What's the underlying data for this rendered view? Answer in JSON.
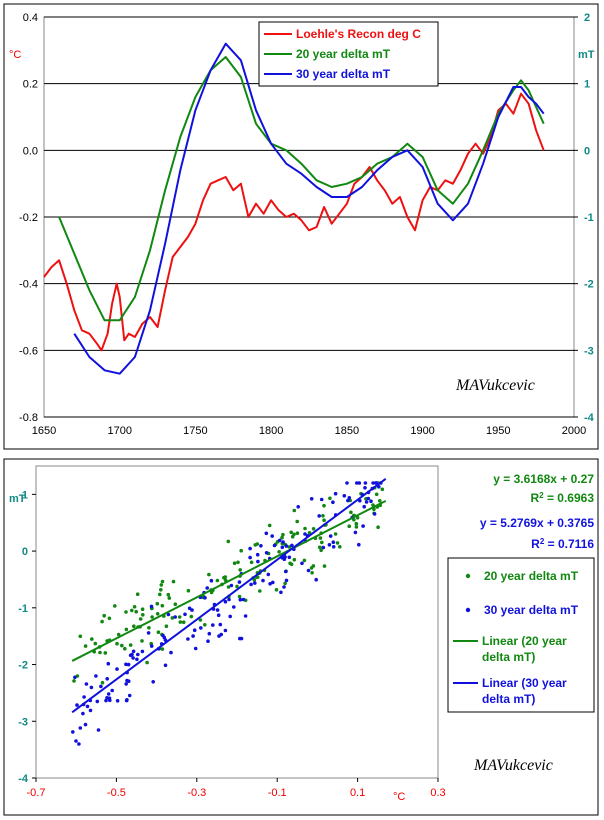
{
  "chart_data": [
    {
      "type": "line",
      "title": "",
      "xlabel": "",
      "ylabel_left": "°C",
      "ylabel_right": "mT",
      "xlim": [
        1650,
        2000
      ],
      "ylim_left": [
        -0.8,
        0.4
      ],
      "ylim_right": [
        -4,
        2
      ],
      "xticks": [
        "1650",
        "1700",
        "1750",
        "1800",
        "1850",
        "1900",
        "1950",
        "2000"
      ],
      "yticks_left": [
        "0.4",
        "0.2",
        "0.0",
        "-0.2",
        "-0.4",
        "-0.6",
        "-0.8"
      ],
      "yticks_right": [
        "2",
        "1",
        "0",
        "-1",
        "-2",
        "-3",
        "-4"
      ],
      "legend_position": "top-center",
      "watermark": "MAVukcevic",
      "series": [
        {
          "name": "Loehle's Recon deg C",
          "axis": "left",
          "color": "#ee1111",
          "x": [
            1650,
            1655,
            1660,
            1665,
            1670,
            1675,
            1680,
            1685,
            1688,
            1692,
            1695,
            1698,
            1700,
            1703,
            1706,
            1710,
            1715,
            1720,
            1725,
            1730,
            1735,
            1740,
            1745,
            1750,
            1755,
            1760,
            1765,
            1770,
            1775,
            1780,
            1785,
            1790,
            1795,
            1800,
            1805,
            1810,
            1815,
            1820,
            1825,
            1830,
            1835,
            1840,
            1845,
            1850,
            1855,
            1860,
            1865,
            1870,
            1875,
            1880,
            1885,
            1890,
            1895,
            1900,
            1905,
            1910,
            1915,
            1920,
            1925,
            1930,
            1935,
            1940,
            1945,
            1950,
            1955,
            1960,
            1965,
            1970,
            1975,
            1980
          ],
          "y": [
            -0.38,
            -0.35,
            -0.33,
            -0.4,
            -0.48,
            -0.54,
            -0.55,
            -0.58,
            -0.6,
            -0.55,
            -0.46,
            -0.4,
            -0.44,
            -0.57,
            -0.55,
            -0.56,
            -0.52,
            -0.5,
            -0.53,
            -0.42,
            -0.32,
            -0.29,
            -0.26,
            -0.22,
            -0.15,
            -0.1,
            -0.09,
            -0.08,
            -0.12,
            -0.1,
            -0.2,
            -0.16,
            -0.19,
            -0.15,
            -0.18,
            -0.2,
            -0.19,
            -0.21,
            -0.24,
            -0.23,
            -0.17,
            -0.22,
            -0.19,
            -0.16,
            -0.1,
            -0.08,
            -0.05,
            -0.09,
            -0.12,
            -0.16,
            -0.14,
            -0.2,
            -0.24,
            -0.15,
            -0.11,
            -0.12,
            -0.09,
            -0.1,
            -0.06,
            -0.01,
            0.02,
            -0.01,
            0.04,
            0.12,
            0.14,
            0.11,
            0.17,
            0.14,
            0.06,
            0.0
          ]
        },
        {
          "name": "20 year delta mT",
          "axis": "right",
          "color": "#118811",
          "x": [
            1660,
            1670,
            1680,
            1690,
            1700,
            1710,
            1720,
            1730,
            1740,
            1750,
            1760,
            1770,
            1780,
            1790,
            1800,
            1810,
            1820,
            1830,
            1840,
            1850,
            1860,
            1870,
            1880,
            1890,
            1900,
            1910,
            1920,
            1930,
            1940,
            1950,
            1960,
            1965,
            1970,
            1975,
            1980
          ],
          "y": [
            -1.0,
            -1.55,
            -2.1,
            -2.55,
            -2.55,
            -2.2,
            -1.5,
            -0.6,
            0.2,
            0.8,
            1.2,
            1.4,
            1.1,
            0.4,
            0.1,
            0.0,
            -0.2,
            -0.45,
            -0.55,
            -0.5,
            -0.4,
            -0.2,
            -0.1,
            0.1,
            -0.1,
            -0.6,
            -0.8,
            -0.5,
            0.0,
            0.55,
            0.9,
            1.05,
            0.9,
            0.65,
            0.4
          ]
        },
        {
          "name": "30 year delta mT",
          "axis": "right",
          "color": "#1111dd",
          "x": [
            1670,
            1680,
            1690,
            1700,
            1710,
            1720,
            1730,
            1740,
            1750,
            1760,
            1770,
            1780,
            1790,
            1800,
            1810,
            1820,
            1830,
            1840,
            1850,
            1860,
            1870,
            1880,
            1890,
            1900,
            1910,
            1920,
            1930,
            1940,
            1950,
            1960,
            1965,
            1970,
            1975,
            1980
          ],
          "y": [
            -2.75,
            -3.1,
            -3.3,
            -3.35,
            -3.1,
            -2.4,
            -1.4,
            -0.3,
            0.6,
            1.2,
            1.6,
            1.35,
            0.6,
            0.1,
            -0.2,
            -0.35,
            -0.55,
            -0.7,
            -0.7,
            -0.55,
            -0.3,
            -0.1,
            0.0,
            -0.25,
            -0.8,
            -1.05,
            -0.8,
            -0.2,
            0.5,
            0.95,
            0.95,
            0.8,
            0.7,
            0.55
          ]
        }
      ]
    },
    {
      "type": "scatter",
      "title": "",
      "xlabel": "°C",
      "ylabel": "mT",
      "xlim": [
        -0.7,
        0.3
      ],
      "ylim": [
        -4,
        1.5
      ],
      "xticks": [
        "-0.7",
        "-0.5",
        "-0.3",
        "-0.1",
        "0.1",
        "0.3"
      ],
      "yticks": [
        "1",
        "0",
        "-1",
        "-2",
        "-3",
        "-4"
      ],
      "legend_position": "right",
      "watermark": "MAVukcevic",
      "equations": [
        {
          "text": "y = 3.6168x + 0.27",
          "r2": "R",
          "r2_sup": "2",
          "r2_value": " = 0.6963",
          "color": "#118811"
        },
        {
          "text": "y = 5.2769x + 0.3765",
          "r2": "R",
          "r2_sup": "2",
          "r2_value": " = 0.7116",
          "color": "#1111dd"
        }
      ],
      "series": [
        {
          "name": "20 year delta mT",
          "color": "#118811",
          "slope": 3.6168,
          "intercept": 0.27,
          "spread": 0.45,
          "count": 170,
          "xmin": -0.61,
          "xmax": 0.17
        },
        {
          "name": "30 year delta mT",
          "color": "#1111dd",
          "slope": 5.2769,
          "intercept": 0.3765,
          "spread": 0.55,
          "count": 170,
          "xmin": -0.61,
          "xmax": 0.17
        }
      ],
      "trendlines": [
        {
          "name": "Linear (20 year delta mT)",
          "color": "#118811",
          "slope": 3.6168,
          "intercept": 0.27,
          "x": [
            -0.61,
            0.17
          ]
        },
        {
          "name": "Linear (30 year delta mT)",
          "color": "#1111dd",
          "slope": 5.2769,
          "intercept": 0.3765,
          "x": [
            -0.61,
            0.17
          ]
        }
      ],
      "legend": [
        {
          "label": "20 year delta mT",
          "kind": "marker",
          "color": "#118811"
        },
        {
          "label": "30 year delta mT",
          "kind": "marker",
          "color": "#1111dd"
        },
        {
          "label": "Linear (20 year delta mT)",
          "kind": "line",
          "color": "#118811"
        },
        {
          "label": "Linear (30 year delta mT)",
          "kind": "line",
          "color": "#1111dd"
        }
      ]
    }
  ]
}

Stated problem - Each record above must be returned exactly as written, with its pictures omitted.

Result for this exercise -
What's the underlying data for this rendered view? Answer in JSON.
{
  "chart_data": [
    {
      "type": "line",
      "title": "",
      "xlabel": "",
      "ylabel_left": "°C",
      "ylabel_right": "mT",
      "xlim": [
        1650,
        2000
      ],
      "ylim_left": [
        -0.8,
        0.4
      ],
      "ylim_right": [
        -4,
        2
      ],
      "xticks": [
        "1650",
        "1700",
        "1750",
        "1800",
        "1850",
        "1900",
        "1950",
        "2000"
      ],
      "yticks_left": [
        "0.4",
        "0.2",
        "0.0",
        "-0.2",
        "-0.4",
        "-0.6",
        "-0.8"
      ],
      "yticks_right": [
        "2",
        "1",
        "0",
        "-1",
        "-2",
        "-3",
        "-4"
      ],
      "legend_position": "top-center",
      "watermark": "MAVukcevic",
      "series": [
        {
          "name": "Loehle's Recon deg C",
          "axis": "left",
          "color": "#ee1111",
          "x": [
            1650,
            1655,
            1660,
            1665,
            1670,
            1675,
            1680,
            1685,
            1688,
            1692,
            1695,
            1698,
            1700,
            1703,
            1706,
            1710,
            1715,
            1720,
            1725,
            1730,
            1735,
            1740,
            1745,
            1750,
            1755,
            1760,
            1765,
            1770,
            1775,
            1780,
            1785,
            1790,
            1795,
            1800,
            1805,
            1810,
            1815,
            1820,
            1825,
            1830,
            1835,
            1840,
            1845,
            1850,
            1855,
            1860,
            1865,
            1870,
            1875,
            1880,
            1885,
            1890,
            1895,
            1900,
            1905,
            1910,
            1915,
            1920,
            1925,
            1930,
            1935,
            1940,
            1945,
            1950,
            1955,
            1960,
            1965,
            1970,
            1975,
            1980
          ],
          "y": [
            -0.38,
            -0.35,
            -0.33,
            -0.4,
            -0.48,
            -0.54,
            -0.55,
            -0.58,
            -0.6,
            -0.55,
            -0.46,
            -0.4,
            -0.44,
            -0.57,
            -0.55,
            -0.56,
            -0.52,
            -0.5,
            -0.53,
            -0.42,
            -0.32,
            -0.29,
            -0.26,
            -0.22,
            -0.15,
            -0.1,
            -0.09,
            -0.08,
            -0.12,
            -0.1,
            -0.2,
            -0.16,
            -0.19,
            -0.15,
            -0.18,
            -0.2,
            -0.19,
            -0.21,
            -0.24,
            -0.23,
            -0.17,
            -0.22,
            -0.19,
            -0.16,
            -0.1,
            -0.08,
            -0.05,
            -0.09,
            -0.12,
            -0.16,
            -0.14,
            -0.2,
            -0.24,
            -0.15,
            -0.11,
            -0.12,
            -0.09,
            -0.1,
            -0.06,
            -0.01,
            0.02,
            -0.01,
            0.04,
            0.12,
            0.14,
            0.11,
            0.17,
            0.14,
            0.06,
            0.0
          ]
        },
        {
          "name": "20 year delta mT",
          "axis": "right",
          "color": "#118811",
          "x": [
            1660,
            1670,
            1680,
            1690,
            1700,
            1710,
            1720,
            1730,
            1740,
            1750,
            1760,
            1770,
            1780,
            1790,
            1800,
            1810,
            1820,
            1830,
            1840,
            1850,
            1860,
            1870,
            1880,
            1890,
            1900,
            1910,
            1920,
            1930,
            1940,
            1950,
            1960,
            1965,
            1970,
            1975,
            1980
          ],
          "y": [
            -1.0,
            -1.55,
            -2.1,
            -2.55,
            -2.55,
            -2.2,
            -1.5,
            -0.6,
            0.2,
            0.8,
            1.2,
            1.4,
            1.1,
            0.4,
            0.1,
            0.0,
            -0.2,
            -0.45,
            -0.55,
            -0.5,
            -0.4,
            -0.2,
            -0.1,
            0.1,
            -0.1,
            -0.6,
            -0.8,
            -0.5,
            0.0,
            0.55,
            0.9,
            1.05,
            0.9,
            0.65,
            0.4
          ]
        },
        {
          "name": "30 year delta mT",
          "axis": "right",
          "color": "#1111dd",
          "x": [
            1670,
            1680,
            1690,
            1700,
            1710,
            1720,
            1730,
            1740,
            1750,
            1760,
            1770,
            1780,
            1790,
            1800,
            1810,
            1820,
            1830,
            1840,
            1850,
            1860,
            1870,
            1880,
            1890,
            1900,
            1910,
            1920,
            1930,
            1940,
            1950,
            1960,
            1965,
            1970,
            1975,
            1980
          ],
          "y": [
            -2.75,
            -3.1,
            -3.3,
            -3.35,
            -3.1,
            -2.4,
            -1.4,
            -0.3,
            0.6,
            1.2,
            1.6,
            1.35,
            0.6,
            0.1,
            -0.2,
            -0.35,
            -0.55,
            -0.7,
            -0.7,
            -0.55,
            -0.3,
            -0.1,
            0.0,
            -0.25,
            -0.8,
            -1.05,
            -0.8,
            -0.2,
            0.5,
            0.95,
            0.95,
            0.8,
            0.7,
            0.55
          ]
        }
      ]
    },
    {
      "type": "scatter",
      "title": "",
      "xlabel": "°C",
      "ylabel": "mT",
      "xlim": [
        -0.7,
        0.3
      ],
      "ylim": [
        -4,
        1.5
      ],
      "xticks": [
        "-0.7",
        "-0.5",
        "-0.3",
        "-0.1",
        "0.1",
        "0.3"
      ],
      "yticks": [
        "1",
        "0",
        "-1",
        "-2",
        "-3",
        "-4"
      ],
      "legend_position": "right",
      "watermark": "MAVukcevic",
      "equations": [
        {
          "text": "y = 3.6168x + 0.27",
          "r2": "R",
          "r2_sup": "2",
          "r2_value": " = 0.6963",
          "color": "#118811"
        },
        {
          "text": "y = 5.2769x + 0.3765",
          "r2": "R",
          "r2_sup": "2",
          "r2_value": " = 0.7116",
          "color": "#1111dd"
        }
      ],
      "series": [
        {
          "name": "20 year delta mT",
          "color": "#118811",
          "slope": 3.6168,
          "intercept": 0.27,
          "spread": 0.45,
          "count": 170,
          "xmin": -0.61,
          "xmax": 0.17
        },
        {
          "name": "30 year delta mT",
          "color": "#1111dd",
          "slope": 5.2769,
          "intercept": 0.3765,
          "spread": 0.55,
          "count": 170,
          "xmin": -0.61,
          "xmax": 0.17
        }
      ],
      "trendlines": [
        {
          "name": "Linear (20 year delta mT)",
          "color": "#118811",
          "slope": 3.6168,
          "intercept": 0.27,
          "x": [
            -0.61,
            0.17
          ]
        },
        {
          "name": "Linear (30 year delta mT)",
          "color": "#1111dd",
          "slope": 5.2769,
          "intercept": 0.3765,
          "x": [
            -0.61,
            0.17
          ]
        }
      ],
      "legend": [
        {
          "label": "20 year delta mT",
          "kind": "marker",
          "color": "#118811"
        },
        {
          "label": "30 year delta mT",
          "kind": "marker",
          "color": "#1111dd"
        },
        {
          "label": "Linear (20 year delta mT)",
          "kind": "line",
          "color": "#118811"
        },
        {
          "label": "Linear (30 year delta mT)",
          "kind": "line",
          "color": "#1111dd"
        }
      ]
    }
  ]
}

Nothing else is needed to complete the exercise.